> Set problem: Go through the listing beneath this task and return every line that carries the string "forecast".

======== Provided information

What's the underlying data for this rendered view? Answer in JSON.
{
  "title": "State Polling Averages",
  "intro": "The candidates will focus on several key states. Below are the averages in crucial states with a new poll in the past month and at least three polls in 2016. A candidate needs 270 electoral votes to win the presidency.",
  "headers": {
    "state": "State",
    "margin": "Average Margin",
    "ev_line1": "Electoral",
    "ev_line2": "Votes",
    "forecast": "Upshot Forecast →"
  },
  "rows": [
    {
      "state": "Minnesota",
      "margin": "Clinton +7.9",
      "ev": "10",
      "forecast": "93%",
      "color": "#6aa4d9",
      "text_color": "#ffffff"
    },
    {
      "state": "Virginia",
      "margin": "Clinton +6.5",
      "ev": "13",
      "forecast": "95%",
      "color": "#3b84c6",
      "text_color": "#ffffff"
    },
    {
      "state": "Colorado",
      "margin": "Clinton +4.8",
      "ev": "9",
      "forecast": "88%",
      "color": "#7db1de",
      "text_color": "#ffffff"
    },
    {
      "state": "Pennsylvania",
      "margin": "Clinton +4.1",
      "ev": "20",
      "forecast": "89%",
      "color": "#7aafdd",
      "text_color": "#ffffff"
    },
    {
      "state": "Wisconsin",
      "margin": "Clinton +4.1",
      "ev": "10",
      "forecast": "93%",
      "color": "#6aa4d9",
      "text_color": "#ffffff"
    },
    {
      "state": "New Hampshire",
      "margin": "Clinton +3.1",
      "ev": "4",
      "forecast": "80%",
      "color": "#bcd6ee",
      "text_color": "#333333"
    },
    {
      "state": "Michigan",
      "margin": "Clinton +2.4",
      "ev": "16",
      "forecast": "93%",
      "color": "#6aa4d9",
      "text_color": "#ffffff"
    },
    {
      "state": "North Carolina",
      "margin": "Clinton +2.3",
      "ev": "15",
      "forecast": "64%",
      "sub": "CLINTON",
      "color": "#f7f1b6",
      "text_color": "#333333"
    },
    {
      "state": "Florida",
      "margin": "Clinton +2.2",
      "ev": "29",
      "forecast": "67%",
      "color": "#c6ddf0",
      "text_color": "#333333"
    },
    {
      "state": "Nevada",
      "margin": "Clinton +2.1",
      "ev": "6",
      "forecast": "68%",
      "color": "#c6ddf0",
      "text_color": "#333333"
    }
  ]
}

================

> The result:
    "forecast": "Upshot Forecast →"
      "forecast": "93%",
      "forecast": "95%",
      "forecast": "88%",
      "forecast": "89%",
      "forecast": "93%",
      "forecast": "80%",
      "forecast": "93%",
      "forecast": "64%",
      "forecast": "67%",
      "forecast": "68%",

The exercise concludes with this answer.